[What you are asked to do]:
Pictures do not belong in your copy. Repeat all the other data exactly.

[Material for the task]:

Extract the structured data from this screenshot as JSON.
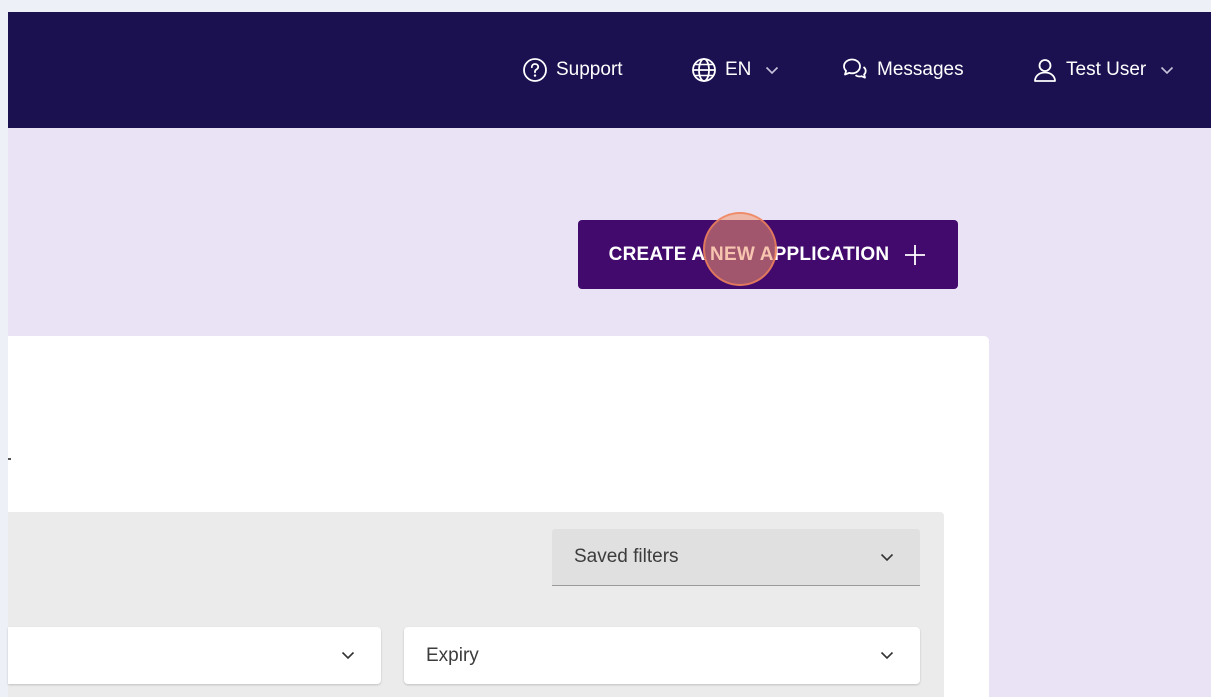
{
  "header": {
    "support_label": "Support",
    "language_label": "EN",
    "messages_label": "Messages",
    "user_label": "Test User"
  },
  "main": {
    "create_button_label": "CREATE A NEW APPLICATION"
  },
  "filters": {
    "saved_filters_label": "Saved filters",
    "first_select_value": "",
    "expiry_label": "Expiry"
  },
  "colors": {
    "header_bg": "#1b1150",
    "page_bg": "#eae3f5",
    "primary_button": "#430a6e",
    "panel_bg": "#ebebeb"
  },
  "icons": {
    "support": "help-circle-icon",
    "language": "globe-icon",
    "messages": "chat-bubbles-icon",
    "user": "user-icon",
    "create": "plus-icon"
  }
}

[Answer to this exercise]:
Extract the structured data from this screenshot as JSON.
{
  "header": {
    "support_label": "Support",
    "language_label": "EN",
    "messages_label": "Messages",
    "user_label": "Test User"
  },
  "main": {
    "create_button_label": "CREATE A NEW APPLICATION"
  },
  "filters": {
    "saved_filters_label": "Saved filters",
    "first_select_value": "",
    "expiry_label": "Expiry"
  },
  "colors": {
    "header_bg": "#1b1150",
    "page_bg": "#eae3f5",
    "primary_button": "#430a6e",
    "panel_bg": "#ebebeb"
  },
  "icons": {
    "support": "help-circle-icon",
    "language": "globe-icon",
    "messages": "chat-bubbles-icon",
    "user": "user-icon",
    "create": "plus-icon"
  }
}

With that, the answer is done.